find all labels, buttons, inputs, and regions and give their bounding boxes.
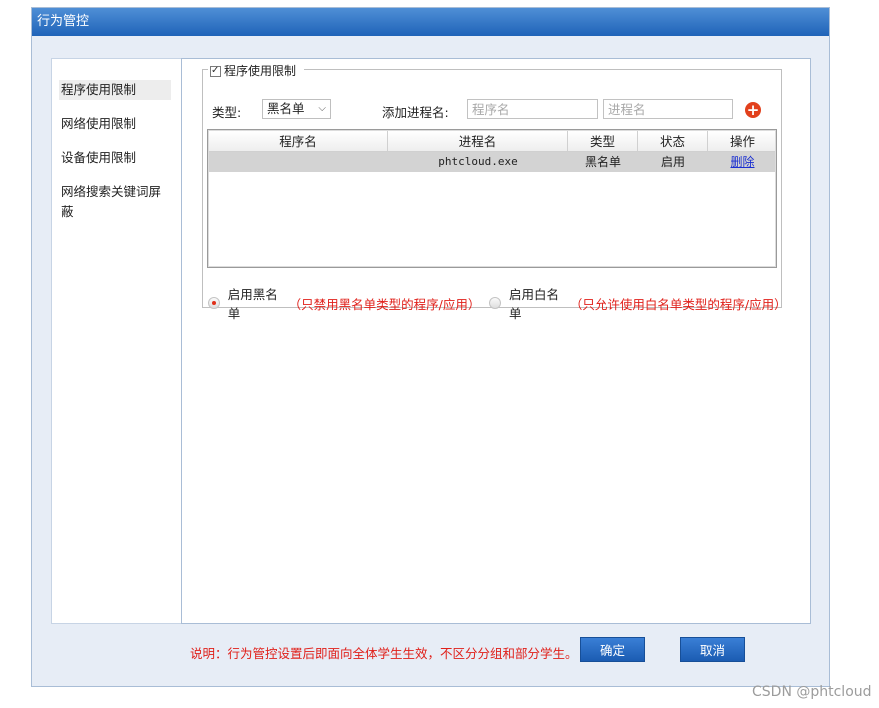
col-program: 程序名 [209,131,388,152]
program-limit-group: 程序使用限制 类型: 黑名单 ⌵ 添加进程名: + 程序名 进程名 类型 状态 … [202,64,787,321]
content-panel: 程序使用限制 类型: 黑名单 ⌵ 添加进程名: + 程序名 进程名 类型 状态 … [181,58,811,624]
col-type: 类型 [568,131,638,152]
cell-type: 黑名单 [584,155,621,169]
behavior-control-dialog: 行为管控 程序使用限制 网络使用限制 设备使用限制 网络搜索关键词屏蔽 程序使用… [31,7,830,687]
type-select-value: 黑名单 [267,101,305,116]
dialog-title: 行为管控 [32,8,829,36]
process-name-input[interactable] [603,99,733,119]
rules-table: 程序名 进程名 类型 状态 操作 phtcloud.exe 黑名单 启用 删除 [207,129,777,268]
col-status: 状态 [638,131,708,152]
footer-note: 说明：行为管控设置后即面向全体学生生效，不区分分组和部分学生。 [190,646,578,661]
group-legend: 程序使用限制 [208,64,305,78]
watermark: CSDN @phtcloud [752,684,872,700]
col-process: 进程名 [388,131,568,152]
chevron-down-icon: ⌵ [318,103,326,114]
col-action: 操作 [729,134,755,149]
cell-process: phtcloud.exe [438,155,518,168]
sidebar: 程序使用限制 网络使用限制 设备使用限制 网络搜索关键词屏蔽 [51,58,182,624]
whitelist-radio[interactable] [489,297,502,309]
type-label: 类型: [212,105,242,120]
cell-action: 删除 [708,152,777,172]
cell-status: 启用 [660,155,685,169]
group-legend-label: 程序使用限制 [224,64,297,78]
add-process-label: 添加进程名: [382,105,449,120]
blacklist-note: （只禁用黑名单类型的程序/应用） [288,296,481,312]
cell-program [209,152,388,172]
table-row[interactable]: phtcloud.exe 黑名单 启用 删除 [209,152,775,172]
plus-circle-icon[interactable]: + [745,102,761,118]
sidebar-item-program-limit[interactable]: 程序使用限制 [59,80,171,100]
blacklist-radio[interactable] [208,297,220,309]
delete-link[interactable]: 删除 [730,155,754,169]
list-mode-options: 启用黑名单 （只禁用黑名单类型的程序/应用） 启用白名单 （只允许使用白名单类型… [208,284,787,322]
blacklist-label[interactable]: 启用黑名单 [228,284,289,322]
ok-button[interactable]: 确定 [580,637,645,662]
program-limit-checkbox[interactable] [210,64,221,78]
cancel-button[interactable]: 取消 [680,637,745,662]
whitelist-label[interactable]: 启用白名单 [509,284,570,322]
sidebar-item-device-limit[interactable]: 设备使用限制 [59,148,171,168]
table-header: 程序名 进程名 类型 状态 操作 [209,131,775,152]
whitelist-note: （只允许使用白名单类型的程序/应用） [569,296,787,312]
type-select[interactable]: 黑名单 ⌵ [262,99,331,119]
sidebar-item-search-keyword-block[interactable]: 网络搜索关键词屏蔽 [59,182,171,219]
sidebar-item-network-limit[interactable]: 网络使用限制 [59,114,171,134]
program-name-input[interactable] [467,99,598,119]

* _Objective_
Recast the entries starting at the line containing "col-program: 程序名 [209,131,388,152]" and ending at the line containing "process-name-input[interactable] [603,99,733,119]" as a Markdown table with the columns Row and Entry Line. Give each line a row number and skip any blank lines.

* _Written solution_
| Row | Entry Line |
|---|---|
| 1 | col-program: 程序名 [209,131,388,152] |
| 2 | program-limit-group: 程序使用限制 类型: 黑名单 ⌵ 添加进程名: + 程序名 进程名 类型 状态 … [202,64,787,321] |
| 3 | content-panel: 程序使用限制 类型: 黑名单 ⌵ 添加进程名: + 程序名 进程名 类型 状态 … [181,58,811,624] |
| 4 | col-type: 类型 [568,131,638,152] |
| 5 | cell-type: 黑名单 [584,155,621,169] |
| 6 | behavior-control-dialog: 行为管控 程序使用限制 网络使用限制 设备使用限制 网络搜索关键词屏蔽 程序使用… [31,7,830,687] |
| 7 | type-select-value: 黑名单 [267,101,305,116] |
| 8 | dialog-title: 行为管控 [32,8,829,36] |
| 9 | process-name-input[interactable] [603,99,733,119] |